* START *
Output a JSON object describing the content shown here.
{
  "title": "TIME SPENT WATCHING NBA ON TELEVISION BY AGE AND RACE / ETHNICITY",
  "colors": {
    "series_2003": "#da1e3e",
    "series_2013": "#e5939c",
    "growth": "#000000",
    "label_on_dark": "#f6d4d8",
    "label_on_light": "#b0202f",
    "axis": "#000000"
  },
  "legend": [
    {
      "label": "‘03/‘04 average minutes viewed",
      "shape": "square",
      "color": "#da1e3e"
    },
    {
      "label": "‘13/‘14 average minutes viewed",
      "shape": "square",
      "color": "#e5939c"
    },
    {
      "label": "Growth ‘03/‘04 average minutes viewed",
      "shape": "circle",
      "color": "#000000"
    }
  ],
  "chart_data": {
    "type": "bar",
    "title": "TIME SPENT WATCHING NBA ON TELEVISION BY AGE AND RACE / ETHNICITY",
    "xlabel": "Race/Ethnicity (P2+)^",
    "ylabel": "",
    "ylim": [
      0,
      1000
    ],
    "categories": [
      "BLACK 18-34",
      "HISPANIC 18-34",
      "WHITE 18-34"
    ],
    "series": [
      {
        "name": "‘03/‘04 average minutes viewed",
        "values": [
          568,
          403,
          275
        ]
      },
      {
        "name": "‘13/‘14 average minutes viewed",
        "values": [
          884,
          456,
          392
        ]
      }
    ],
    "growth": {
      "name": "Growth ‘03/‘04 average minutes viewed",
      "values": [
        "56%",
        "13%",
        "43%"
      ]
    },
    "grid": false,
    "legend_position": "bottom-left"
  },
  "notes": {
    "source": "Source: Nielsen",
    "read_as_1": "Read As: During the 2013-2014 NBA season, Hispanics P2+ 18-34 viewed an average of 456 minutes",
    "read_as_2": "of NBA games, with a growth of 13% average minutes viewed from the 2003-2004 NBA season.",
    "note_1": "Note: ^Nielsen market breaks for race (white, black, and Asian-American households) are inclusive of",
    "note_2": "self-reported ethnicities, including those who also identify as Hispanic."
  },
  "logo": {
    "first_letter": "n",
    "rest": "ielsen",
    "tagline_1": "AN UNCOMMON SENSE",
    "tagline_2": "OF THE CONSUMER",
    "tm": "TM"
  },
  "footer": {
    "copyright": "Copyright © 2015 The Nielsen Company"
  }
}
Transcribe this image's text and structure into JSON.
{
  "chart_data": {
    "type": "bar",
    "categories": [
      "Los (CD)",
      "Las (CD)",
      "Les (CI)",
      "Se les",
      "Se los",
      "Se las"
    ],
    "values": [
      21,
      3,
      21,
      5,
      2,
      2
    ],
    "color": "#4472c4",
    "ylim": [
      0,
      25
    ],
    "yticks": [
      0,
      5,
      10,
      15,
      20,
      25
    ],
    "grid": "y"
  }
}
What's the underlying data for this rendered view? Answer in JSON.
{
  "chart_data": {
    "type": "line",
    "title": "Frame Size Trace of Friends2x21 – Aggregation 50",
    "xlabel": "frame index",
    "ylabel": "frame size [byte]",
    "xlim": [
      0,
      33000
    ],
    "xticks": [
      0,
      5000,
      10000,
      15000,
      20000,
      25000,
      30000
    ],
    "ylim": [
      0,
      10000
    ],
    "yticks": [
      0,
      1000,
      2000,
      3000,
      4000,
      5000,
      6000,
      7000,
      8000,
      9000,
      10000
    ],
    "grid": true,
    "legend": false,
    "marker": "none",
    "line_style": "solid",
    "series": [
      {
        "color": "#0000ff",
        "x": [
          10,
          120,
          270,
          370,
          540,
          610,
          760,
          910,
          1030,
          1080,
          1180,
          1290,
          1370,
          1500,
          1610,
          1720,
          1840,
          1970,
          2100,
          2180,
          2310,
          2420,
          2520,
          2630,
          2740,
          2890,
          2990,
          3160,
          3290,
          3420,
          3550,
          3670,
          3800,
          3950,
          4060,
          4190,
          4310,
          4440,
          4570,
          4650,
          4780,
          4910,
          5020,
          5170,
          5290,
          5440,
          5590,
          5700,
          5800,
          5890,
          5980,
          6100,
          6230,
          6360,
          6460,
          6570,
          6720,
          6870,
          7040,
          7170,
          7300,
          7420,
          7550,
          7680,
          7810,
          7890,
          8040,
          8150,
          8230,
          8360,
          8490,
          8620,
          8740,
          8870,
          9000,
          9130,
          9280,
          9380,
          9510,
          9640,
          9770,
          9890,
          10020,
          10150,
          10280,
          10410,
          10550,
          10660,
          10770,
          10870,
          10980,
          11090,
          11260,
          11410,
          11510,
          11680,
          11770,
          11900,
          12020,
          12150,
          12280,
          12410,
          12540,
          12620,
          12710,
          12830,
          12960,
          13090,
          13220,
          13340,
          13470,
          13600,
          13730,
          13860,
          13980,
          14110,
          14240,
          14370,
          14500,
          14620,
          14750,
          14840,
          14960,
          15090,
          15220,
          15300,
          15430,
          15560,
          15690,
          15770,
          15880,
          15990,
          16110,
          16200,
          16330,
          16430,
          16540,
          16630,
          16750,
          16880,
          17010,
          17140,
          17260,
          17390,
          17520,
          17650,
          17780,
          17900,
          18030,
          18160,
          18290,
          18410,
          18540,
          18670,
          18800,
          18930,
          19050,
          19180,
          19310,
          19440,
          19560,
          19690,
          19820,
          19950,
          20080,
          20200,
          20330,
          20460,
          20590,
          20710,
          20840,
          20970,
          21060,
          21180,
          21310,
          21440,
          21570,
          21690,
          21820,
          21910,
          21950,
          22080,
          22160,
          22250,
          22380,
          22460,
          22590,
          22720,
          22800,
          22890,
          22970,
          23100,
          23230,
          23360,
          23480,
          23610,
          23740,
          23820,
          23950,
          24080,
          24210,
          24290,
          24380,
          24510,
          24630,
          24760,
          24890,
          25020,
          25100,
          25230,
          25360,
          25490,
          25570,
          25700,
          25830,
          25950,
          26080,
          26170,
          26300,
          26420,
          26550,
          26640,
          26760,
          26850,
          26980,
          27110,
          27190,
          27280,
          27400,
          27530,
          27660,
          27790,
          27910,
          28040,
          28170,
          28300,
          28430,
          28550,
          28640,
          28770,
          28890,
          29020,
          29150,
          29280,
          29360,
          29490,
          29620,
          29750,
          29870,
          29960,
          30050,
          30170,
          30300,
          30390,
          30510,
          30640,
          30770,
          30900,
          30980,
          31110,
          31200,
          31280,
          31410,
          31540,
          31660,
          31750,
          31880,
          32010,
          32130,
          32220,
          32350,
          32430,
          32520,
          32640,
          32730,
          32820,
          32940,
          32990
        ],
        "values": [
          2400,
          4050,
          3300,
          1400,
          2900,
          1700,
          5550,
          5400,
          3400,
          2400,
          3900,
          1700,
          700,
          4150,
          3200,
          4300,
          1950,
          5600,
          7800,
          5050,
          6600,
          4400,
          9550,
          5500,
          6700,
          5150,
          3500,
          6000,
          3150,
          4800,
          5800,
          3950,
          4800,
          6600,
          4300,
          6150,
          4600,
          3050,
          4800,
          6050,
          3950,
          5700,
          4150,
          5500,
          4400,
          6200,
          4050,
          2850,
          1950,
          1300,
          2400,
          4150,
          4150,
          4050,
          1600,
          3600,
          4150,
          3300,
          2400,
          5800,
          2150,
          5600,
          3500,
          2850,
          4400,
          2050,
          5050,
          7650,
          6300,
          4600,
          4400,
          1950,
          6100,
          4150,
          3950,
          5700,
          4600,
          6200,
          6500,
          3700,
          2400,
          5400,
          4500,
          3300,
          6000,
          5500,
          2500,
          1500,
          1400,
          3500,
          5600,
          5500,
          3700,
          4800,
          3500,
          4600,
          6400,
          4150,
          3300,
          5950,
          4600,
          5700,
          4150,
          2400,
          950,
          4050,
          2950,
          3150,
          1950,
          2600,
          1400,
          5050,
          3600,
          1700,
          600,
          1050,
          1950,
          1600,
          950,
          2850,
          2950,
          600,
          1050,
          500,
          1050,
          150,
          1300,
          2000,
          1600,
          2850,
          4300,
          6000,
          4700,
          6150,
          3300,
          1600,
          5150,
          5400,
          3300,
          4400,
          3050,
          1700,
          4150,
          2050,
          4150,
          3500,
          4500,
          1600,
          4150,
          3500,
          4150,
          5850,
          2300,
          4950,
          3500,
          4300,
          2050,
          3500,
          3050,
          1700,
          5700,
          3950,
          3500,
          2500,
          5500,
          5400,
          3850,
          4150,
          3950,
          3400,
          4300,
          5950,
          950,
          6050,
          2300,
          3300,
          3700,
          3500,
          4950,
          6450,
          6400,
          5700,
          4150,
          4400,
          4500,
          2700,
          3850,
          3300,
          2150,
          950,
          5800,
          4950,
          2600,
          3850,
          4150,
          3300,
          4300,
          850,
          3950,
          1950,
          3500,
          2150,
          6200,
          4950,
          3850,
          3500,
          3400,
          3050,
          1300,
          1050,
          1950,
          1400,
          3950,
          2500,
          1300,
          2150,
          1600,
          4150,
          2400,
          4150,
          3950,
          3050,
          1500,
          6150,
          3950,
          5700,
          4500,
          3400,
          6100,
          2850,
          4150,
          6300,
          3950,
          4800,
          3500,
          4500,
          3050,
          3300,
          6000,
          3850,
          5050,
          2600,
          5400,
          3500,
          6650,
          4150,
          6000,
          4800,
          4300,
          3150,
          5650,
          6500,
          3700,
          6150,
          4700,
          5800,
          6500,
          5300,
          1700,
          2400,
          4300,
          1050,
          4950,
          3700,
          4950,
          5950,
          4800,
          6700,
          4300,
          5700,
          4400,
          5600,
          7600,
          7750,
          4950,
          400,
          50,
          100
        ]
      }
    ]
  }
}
* END *
**GIVEN EXERCISE**
The answer is a single number: how many lines include the word "JSON"?

**EXPECTED OUTPUT**
3